Pull every line containing the word "this" from the records.

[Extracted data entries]
+-------+
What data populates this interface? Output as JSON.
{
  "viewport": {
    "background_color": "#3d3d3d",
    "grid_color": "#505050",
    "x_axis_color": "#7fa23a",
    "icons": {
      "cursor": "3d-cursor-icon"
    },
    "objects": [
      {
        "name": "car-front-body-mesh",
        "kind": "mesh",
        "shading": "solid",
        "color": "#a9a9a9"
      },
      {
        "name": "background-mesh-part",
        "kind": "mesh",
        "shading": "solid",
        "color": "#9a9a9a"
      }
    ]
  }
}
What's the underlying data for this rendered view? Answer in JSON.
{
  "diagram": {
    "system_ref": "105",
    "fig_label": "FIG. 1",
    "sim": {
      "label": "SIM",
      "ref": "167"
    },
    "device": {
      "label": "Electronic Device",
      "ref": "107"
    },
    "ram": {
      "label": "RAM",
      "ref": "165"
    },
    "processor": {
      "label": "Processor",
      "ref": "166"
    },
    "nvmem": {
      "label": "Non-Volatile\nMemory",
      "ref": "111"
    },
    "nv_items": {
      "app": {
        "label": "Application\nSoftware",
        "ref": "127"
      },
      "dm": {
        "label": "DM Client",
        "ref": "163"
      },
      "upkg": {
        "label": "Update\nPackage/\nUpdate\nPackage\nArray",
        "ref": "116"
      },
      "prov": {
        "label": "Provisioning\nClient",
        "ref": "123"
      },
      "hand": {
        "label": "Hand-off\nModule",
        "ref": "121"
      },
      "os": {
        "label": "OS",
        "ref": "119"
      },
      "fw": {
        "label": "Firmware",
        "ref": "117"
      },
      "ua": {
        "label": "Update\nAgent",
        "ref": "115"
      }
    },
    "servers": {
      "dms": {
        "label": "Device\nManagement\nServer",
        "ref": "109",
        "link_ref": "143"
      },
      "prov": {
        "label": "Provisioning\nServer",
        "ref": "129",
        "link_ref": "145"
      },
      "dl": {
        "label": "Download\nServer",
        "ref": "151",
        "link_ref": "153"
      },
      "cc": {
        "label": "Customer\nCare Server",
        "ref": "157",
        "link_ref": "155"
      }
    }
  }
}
+-------+
#### [RESULT OF THE EXERCISE]
What data populates this interface? Output as JSON.
What's the underlying data for this rendered view? Answer in JSON.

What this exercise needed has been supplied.